*Task*: Pull out every line with the word "Michael" from the entries below.

*Listed records*:
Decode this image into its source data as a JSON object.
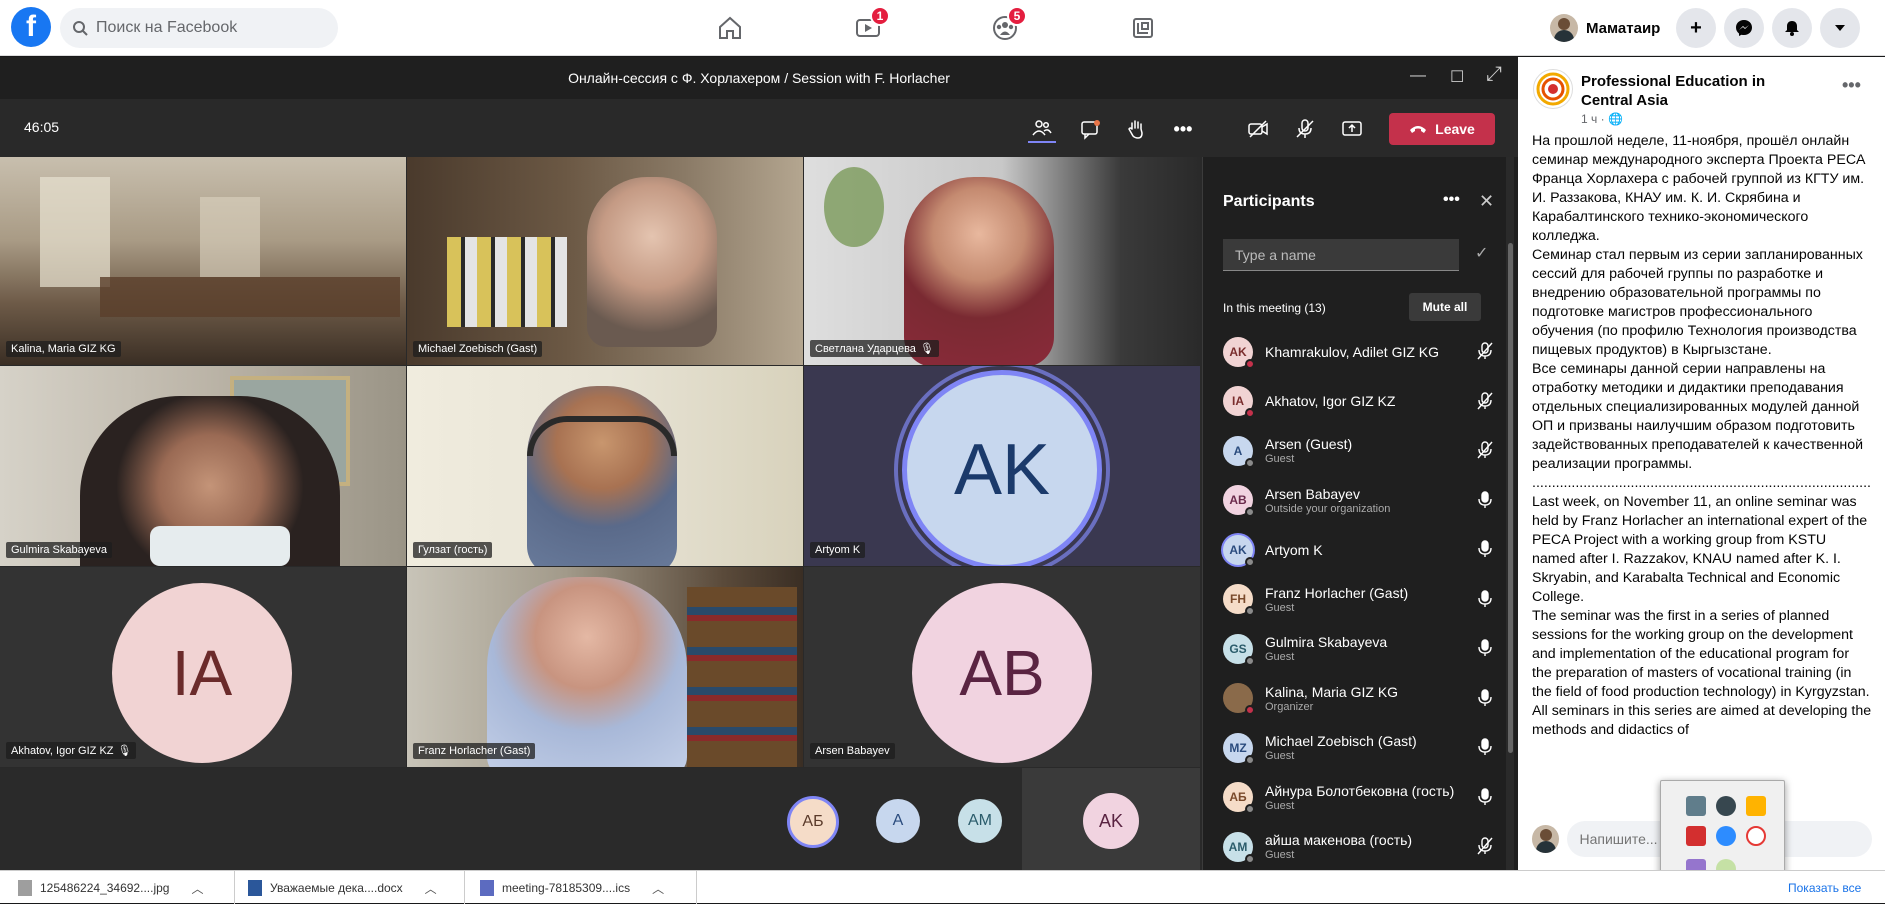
{
  "facebook": {
    "logo": "f",
    "search_placeholder": "Поиск на Facebook",
    "nav_badges": {
      "watch": "1",
      "groups": "5"
    },
    "profile_name": "Маматаир"
  },
  "teams": {
    "title": "Онлайн-сессия с Ф. Хорлахером / Session with F. Horlacher",
    "timer": "46:05",
    "leave_label": "Leave",
    "tiles": [
      {
        "name": "Kalina, Maria GIZ KG"
      },
      {
        "name": "Michael Zoebisch (Gast)"
      },
      {
        "name": "Светлана Ударцева"
      },
      {
        "name": "Gulmira Skabayeva"
      },
      {
        "name": "Гулзат (гость)"
      },
      {
        "name": "Artyom K",
        "initials": "AK"
      },
      {
        "name": "Akhatov, Igor GIZ KZ",
        "initials": "IA"
      },
      {
        "name": "Franz Horlacher (Gast)"
      },
      {
        "name": "Arsen Babayev",
        "initials": "AB"
      }
    ],
    "bottom_avatars": [
      "АБ",
      "A",
      "AM",
      "AK"
    ]
  },
  "participants": {
    "title": "Participants",
    "search_placeholder": "Type a name",
    "in_meeting": "In this meeting (13)",
    "mute_all": "Mute all",
    "list": [
      {
        "initials": "AK",
        "name": "Khamrakulov, Adilet GIZ KG",
        "role": "",
        "mic": "muted",
        "status": "#c4314b",
        "bg": "#f1d3d3",
        "fg": "#7a2d2d"
      },
      {
        "initials": "IA",
        "name": "Akhatov, Igor GIZ KZ",
        "role": "",
        "mic": "muted",
        "status": "#c4314b",
        "bg": "#f1d3d3",
        "fg": "#7a2d2d"
      },
      {
        "initials": "A",
        "name": "Arsen (Guest)",
        "role": "Guest",
        "mic": "muted",
        "status": "#8a8a8a",
        "bg": "#c7d7ee",
        "fg": "#2b4c7e"
      },
      {
        "initials": "AB",
        "name": "Arsen Babayev",
        "role": "Outside your organization",
        "mic": "on",
        "status": "#8a8a8a",
        "bg": "#f1d3e0",
        "fg": "#6b2b4c"
      },
      {
        "initials": "AK",
        "name": "Artyom K",
        "role": "",
        "mic": "on",
        "status": "#8a8a8a",
        "bg": "#c7d7ee",
        "fg": "#2b4c7e"
      },
      {
        "initials": "FH",
        "name": "Franz Horlacher (Gast)",
        "role": "Guest",
        "mic": "on",
        "status": "#8a8a8a",
        "bg": "#f5dcc8",
        "fg": "#7a4a2b"
      },
      {
        "initials": "GS",
        "name": "Gulmira Skabayeva",
        "role": "Guest",
        "mic": "on",
        "status": "#8a8a8a",
        "bg": "#c7e0e8",
        "fg": "#2b5c6b"
      },
      {
        "initials": "",
        "name": "Kalina, Maria GIZ KG",
        "role": "Organizer",
        "mic": "on",
        "status": "#c4314b",
        "bg": "#8a6a4a",
        "fg": "#fff"
      },
      {
        "initials": "MZ",
        "name": "Michael Zoebisch (Gast)",
        "role": "Guest",
        "mic": "on",
        "status": "#8a8a8a",
        "bg": "#c7d7ee",
        "fg": "#2b4c7e"
      },
      {
        "initials": "АБ",
        "name": "Айнура Болотбековна (гость)",
        "role": "Guest",
        "mic": "on",
        "status": "#8a8a8a",
        "bg": "#f5dcc8",
        "fg": "#7a4a2b"
      },
      {
        "initials": "AM",
        "name": "айша макенова (гость)",
        "role": "Guest",
        "mic": "muted",
        "status": "#8a8a8a",
        "bg": "#c7e0e8",
        "fg": "#2b5c6b"
      }
    ]
  },
  "post": {
    "org_name": "Professional Education in Central Asia",
    "time": "1 ч ·",
    "text": "На прошлой неделе, 11-ноября, прошёл онлайн семинар международного эксперта Проекта PECA Франца Хорлахера с рабочей группой из КГТУ им. И. Раззакова, КНАУ им. К. И. Скрябина и Карабалтинского технико-экономического колледжа.\nСеминар стал первым из серии запланированных сессий для рабочей группы по разработке и внедрению образовательной программы по подготовке магистров профессионального обучения (по профилю Технология производства пищевых продуктов) в Кыргызстане.\nВсе семинары данной серии направлены на отработку методики и дидактики преподавания отдельных специализированных модулей данной ОП и призваны наилучшим образом подготовить задействованных преподавателей к качественной реализации программы.\n..................................................................................................\nLast week, on November 11, an online seminar was held by Franz Horlacher an international expert of the PECA Project with a working group from KSTU named after I. Razzakov, KNAU named after K. I. Skryabin, and Karabalta Technical and Economic College.\nThe seminar was the first in a series of planned sessions for the working group on the development and implementation of the educational program for the preparation of masters of vocational training (in the field of food production technology) in Kyrgyzstan.\nAll seminars in this series are aimed at developing the methods and didactics of",
    "comment_placeholder": "Напишите..."
  },
  "downloads": {
    "items": [
      "125486224_34692....jpg",
      "Уважаемые дека....docx",
      "meeting-78185309....ics"
    ],
    "show_all": "Показать все"
  }
}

*Exercise answer*:
        "name": "Michael Zoebisch (Gast)"
        "name": "Michael Zoebisch (Gast)",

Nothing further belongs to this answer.